What is being asked
Pull out from the material below all lines with "page".

[Start Extracted material]

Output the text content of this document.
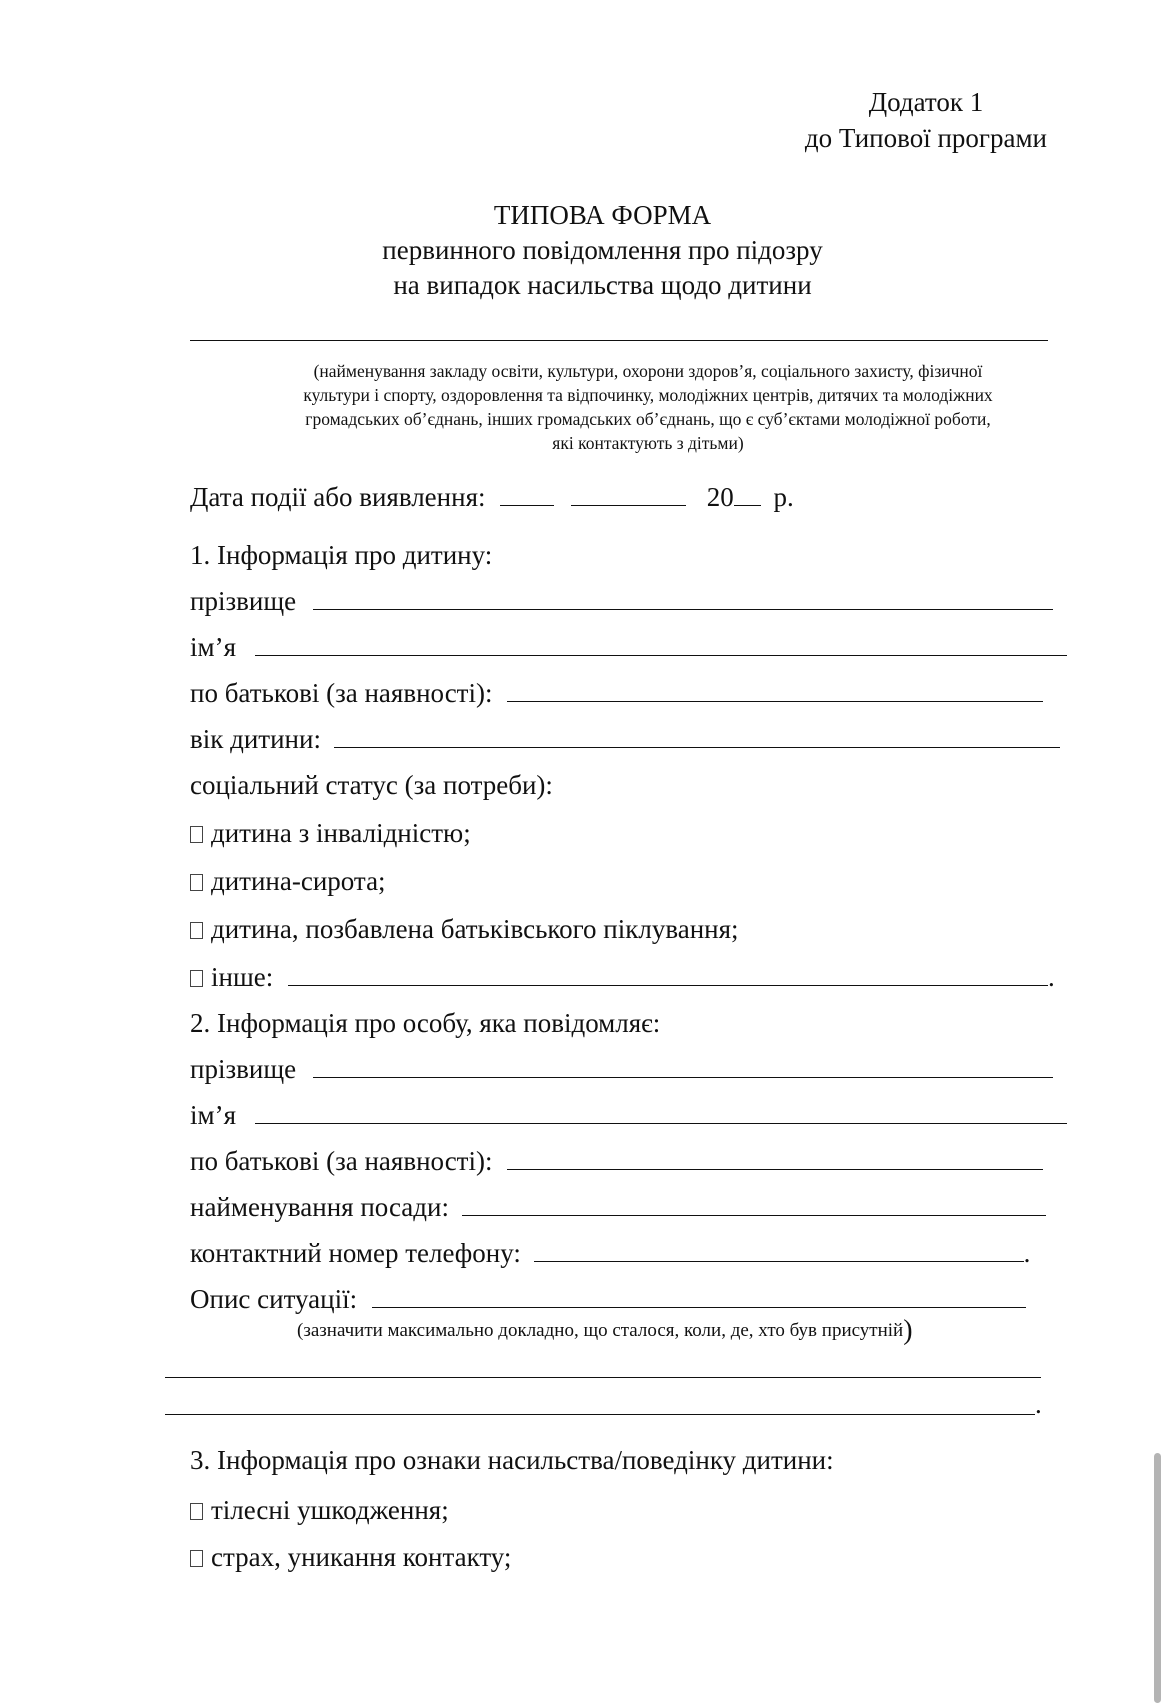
Додаток 1
до Типової програми
ТИПОВА ФОРМА
первинного повідомлення про підозру
на випадок насильства щодо дитини
(найменування закладу освіти, культури, охорони здоров’я, соціального захисту, фізичної
культури і спорту, оздоровлення та відпочинку, молодіжних центрів, дитячих та молодіжних
громадських об’єднань, інших громадських об’єднань, що є суб’єктами молодіжної роботи,
які контактують з дітьми)
Дата події або виявлення:	20 р.
1. Інформація про дитину:
прізвище
ім’я
по батькові (за наявності):
вік дитини:
соціальний статус (за потреби):
дитина з інвалідністю;
дитина-сирота;
дитина, позбавлена батьківського піклування;
інше:	.
2. Інформація про особу, яка повідомляє:
прізвище
ім’я
по батькові (за наявності):
найменування посади:
контактний номер телефону:	.
Опис ситуації:
(зазначити максимально докладно, що сталося, коли, де, хто був присутній)
.
3. Інформація про ознаки насильства/поведінку дитини:
тілесні ушкодження;
страх, уникання контакту;
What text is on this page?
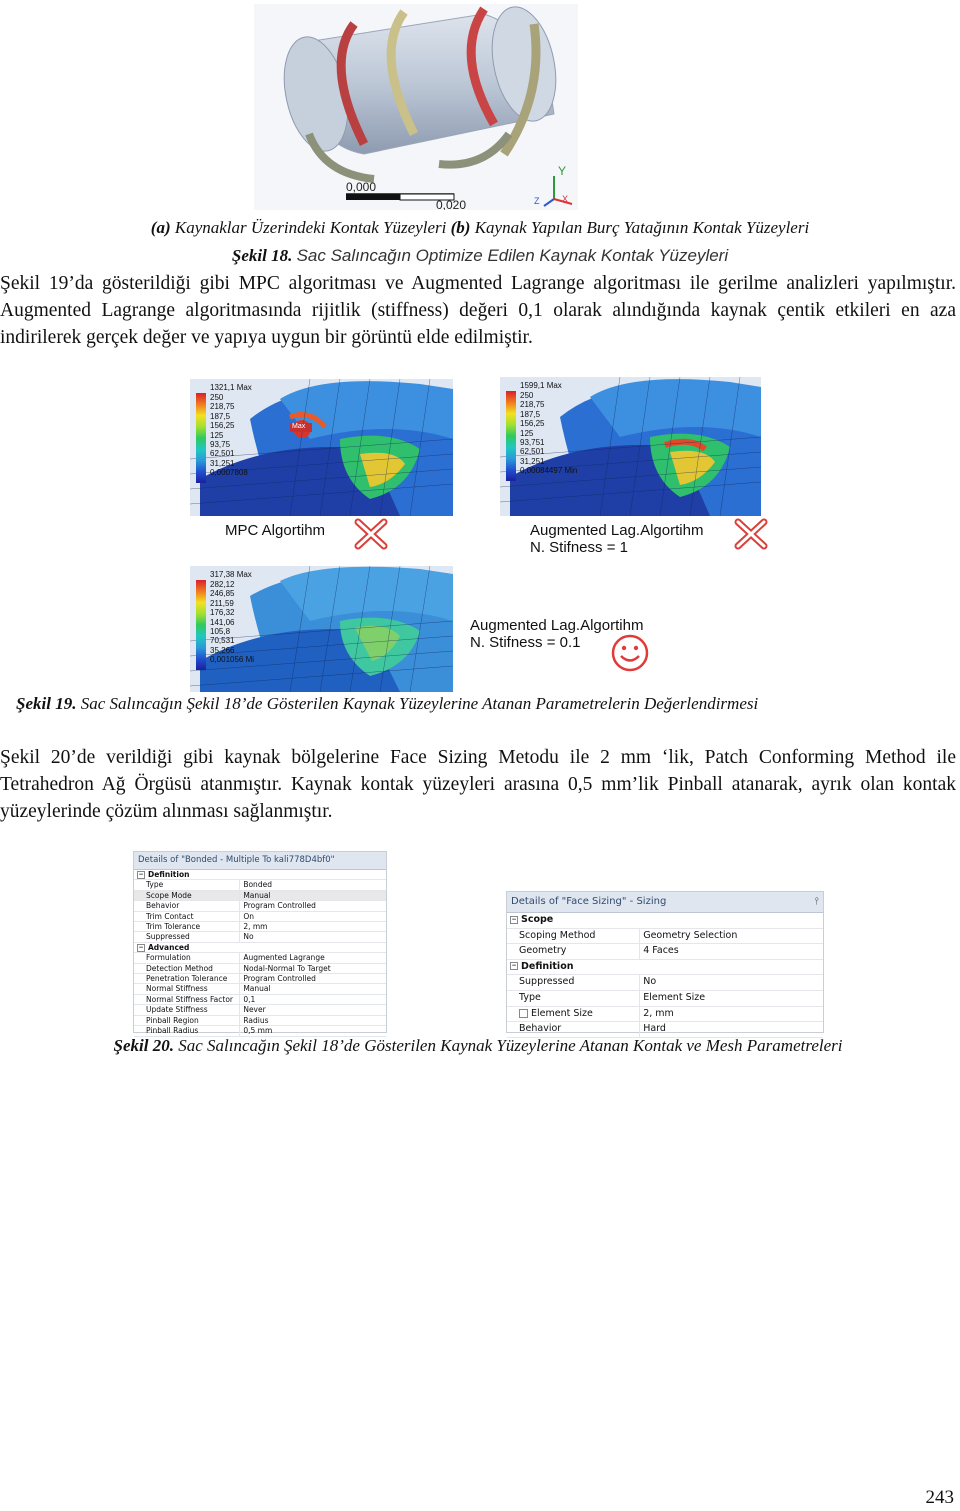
0,000
0,020
Y
X
Z
(a) Kaynaklar Üzerindeki Kontak Yüzeyleri (b) Kaynak Yapılan Burç Yatağının Kontak Yüzeyleri
Şekil 18. Sac Salıncağın Optimize Edilen Kaynak Kontak Yüzeyleri
Şekil 19’da gösterildiği gibi MPC algoritması ve Augmented Lagrange algoritması ile gerilme analizleri yapılmıştır. Augmented Lagrange algoritmasında rijitlik (stiffness) değeri 0,1 olarak alındığında kaynak çentik etkileri en aza indirilerek gerçek değer ve yapıya uygun bir görüntü elde edilmiştir.
Max
1321,1 Max
250
218,75
187,5
156,25
125
93,75
62,501
31,251
0,0007808
MPC Algortihm
1599,1 Max
250
218,75
187,5
156,25
125
93,751
62,501
31,251
0,00084497 Min
Augmented Lag.Algortihm
N. Stifness = 1
317,38 Max
282,12
246,85
211,59
176,32
141,06
105,8
70,531
35,266
0,001056 Mi
Augmented Lag.Algortihm
N. Stifness = 0.1
Şekil 19. Sac Salıncağın Şekil 18’de Gösterilen Kaynak Yüzeylerine Atanan Parametrelerin Değerlendirmesi
Şekil 20’de verildiği gibi kaynak bölgelerine Face Sizing Metodu ile 2 mm ‘lik, Patch Conforming Method ile Tetrahedron Ağ Örgüsü atanmıştır. Kaynak kontak yüzeyleri arasına 0,5 mm’lik Pinball atanarak, ayrık olan kontak yüzeylerinde çözüm alınması sağlanmıştır.
Details of "Bonded - Multiple To kali778D4bf0"
− Definition	
Type	Bonded
Scope Mode	Manual
Behavior	Program Controlled
Trim Contact	On
Trim Tolerance	2, mm
Suppressed	No
− Advanced	
Formulation	Augmented Lagrange
Detection Method	Nodal-Normal To Target
Penetration Tolerance	Program Controlled
Normal Stiffness	Manual
Normal Stiffness Factor	0,1
Update Stiffness	Never
Pinball Region	Radius
Pinball Radius	0,5 mm
Details of "Face Sizing" - Sizing	⫯
− Scope	
Scoping Method	Geometry Selection
Geometry	4 Faces
− Definition	
Suppressed	No
Type	Element Size
Element Size	2, mm
Behavior	Hard
Şekil 20. Sac Salıncağın Şekil 18’de Gösterilen Kaynak Yüzeylerine Atanan Kontak ve Mesh Parametreleri
243
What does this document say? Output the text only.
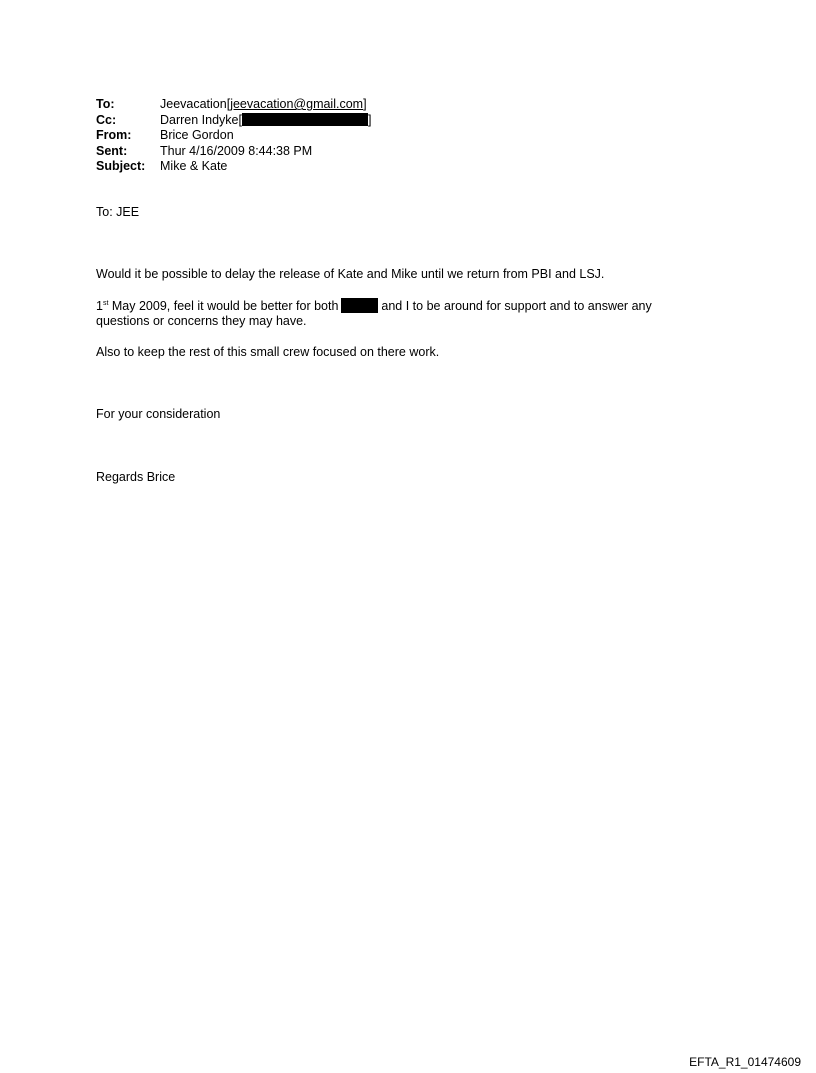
To:	Jeevacation[jeevacation@gmail.com]
Cc:	Darren Indyke[ ]
From:	Brice Gordon
Sent:	Thur 4/16/2009 8:44:38 PM
Subject:	Mike & Kate

To: JEE

Would it be possible to delay the release of Kate and Mike until we return from PBI and LSJ.

1st May 2009, feel it would be better for both	and I to be around for support and to answer any
questions or concerns they may have.

Also to keep the rest of this small crew focused on there work.

For your consideration

Regards Brice

EFTA_R1_01474609
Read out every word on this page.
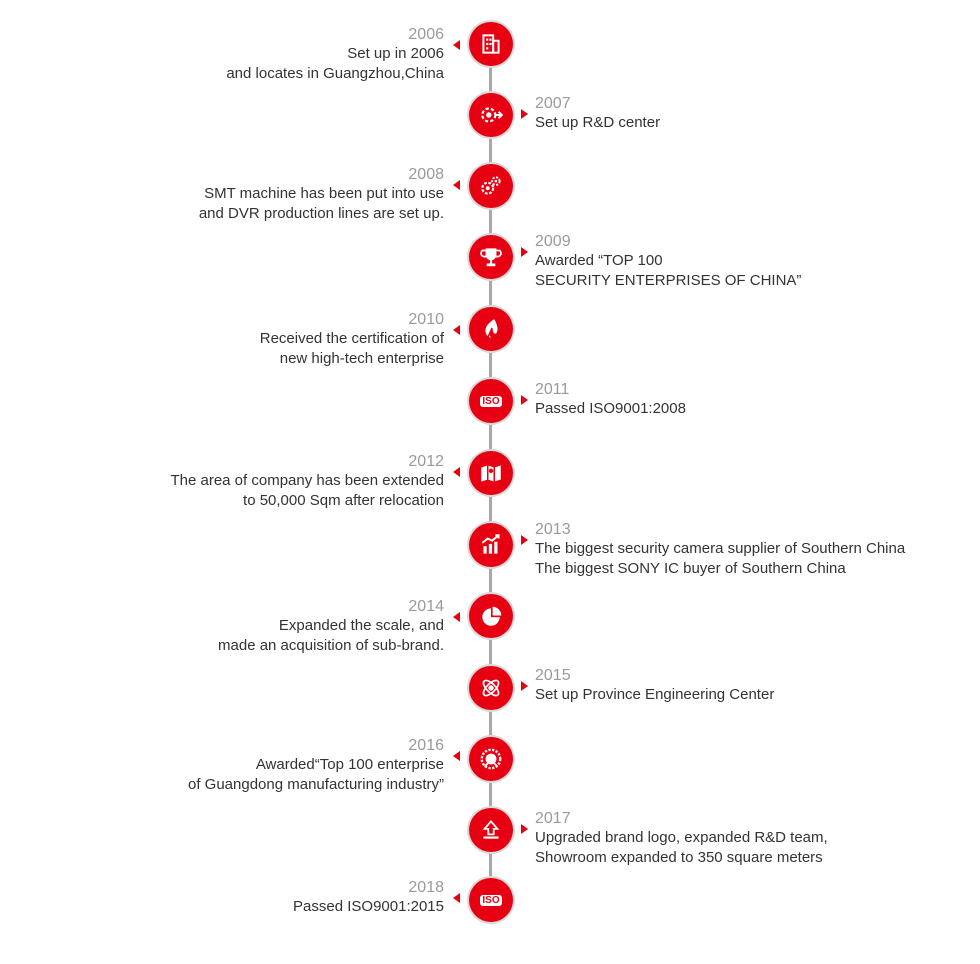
2006
Set up in 2006
and locates in Guangzhou,China
2007
Set up R&D center
2008
SMT machine has been put into use
and DVR production lines are set up.
2009
Awarded “TOP 100
SECURITY ENTERPRISES OF CHINA”
2010
Received the certification of
new high-tech enterprise
ISO
2011
Passed ISO9001:2008
2012
The area of company has been extended
to 50,000 Sqm after relocation
2013
The biggest security camera supplier of Southern China
The biggest SONY IC buyer of Southern China
2014
Expanded the scale, and
made an acquisition of sub-brand.
2015
Set up Province Engineering Center
2016
Awarded“Top 100 enterprise
of Guangdong manufacturing industry”
2017
Upgraded brand logo, expanded R&D team,
Showroom expanded to 350 square meters
ISO
2018
Passed ISO9001:2015
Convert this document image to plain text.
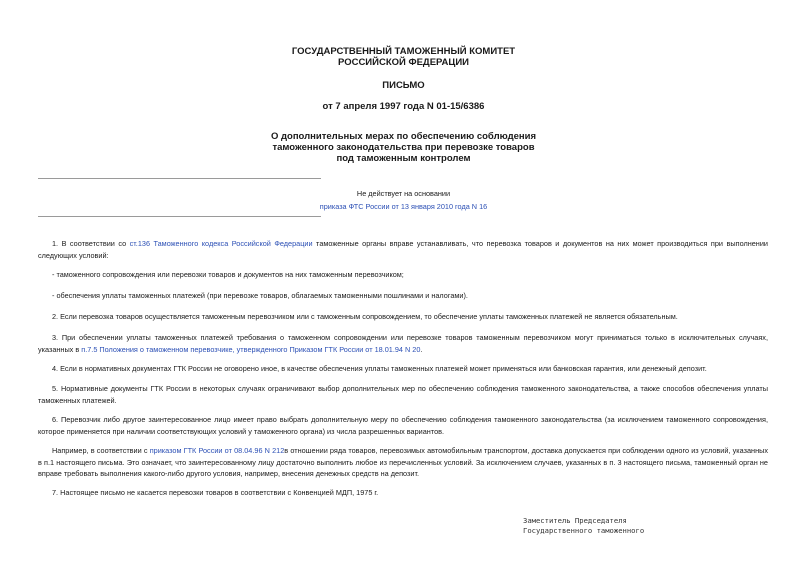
ГОСУДАРСТВЕННЫЙ ТАМОЖЕННЫЙ КОМИТЕТ
РОССИЙСКОЙ ФЕДЕРАЦИИ
ПИСЬМО
от 7 апреля 1997 года N 01-15/6386
О дополнительных мерах по обеспечению соблюдения
таможенного законодательства при перевозке товаров
под таможенным контролем
Не действует на основании
приказа ФТС России от 13 января 2010 года N 16
1. В соответствии со ст.136 Таможенного кодекса Российской Федерации таможенные органы вправе устанавливать, что перевозка товаров и документов на них может производиться при выполнении следующих условий:
- таможенного сопровождения или перевозки товаров и документов на них таможенным перевозчиком;
- обеспечения уплаты таможенных платежей (при перевозке товаров, облагаемых таможенными пошлинами и налогами).
2. Если перевозка товаров осуществляется таможенным перевозчиком или с таможенным сопровождением, то обеспечение уплаты таможенных платежей не является обязательным.
3. При обеспечении уплаты таможенных платежей требования о таможенном сопровождении или перевозке товаров таможенным перевозчиком могут приниматься только в исключительных случаях, указанных в п.7.5 Положения о таможенном перевозчике, утвержденного Приказом ГТК России от 18.01.94 N 20.
4. Если в нормативных документах ГТК России не оговорено иное, в качестве обеспечения уплаты таможенных платежей может применяться или банковская гарантия, или денежный депозит.
5. Нормативные документы ГТК России в некоторых случаях ограничивают выбор дополнительных мер по обеспечению соблюдения таможенного законодательства, а также способов обеспечения уплаты таможенных платежей.
6. Перевозчик либо другое заинтересованное лицо имеет право выбрать дополнительную меру по обеспечению соблюдения таможенного законодательства (за исключением таможенного сопровождения, которое применяется при наличии соответствующих условий у таможенного органа) из числа разрешенных вариантов.
Например, в соответствии с приказом ГТК России от 08.04.96 N 212в отношении ряда товаров, перевозимых автомобильным транспортом, доставка допускается при соблюдении одного из условий, указанных в п.1 настоящего письма. Это означает, что заинтересованному лицу достаточно выполнить любое из перечисленных условий. За исключением случаев, указанных в п. 3 настоящего письма, таможенный орган не вправе требовать выполнения какого-либо другого условия, например, внесения денежных средств на депозит.
7. Настоящее письмо не касается перевозки товаров в соответствии с Конвенцией МДП, 1975 г.
Заместитель Председателя
Государственного таможенного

[End Extracted material]

Final answer
What text is on this page?
Read out every word on this page.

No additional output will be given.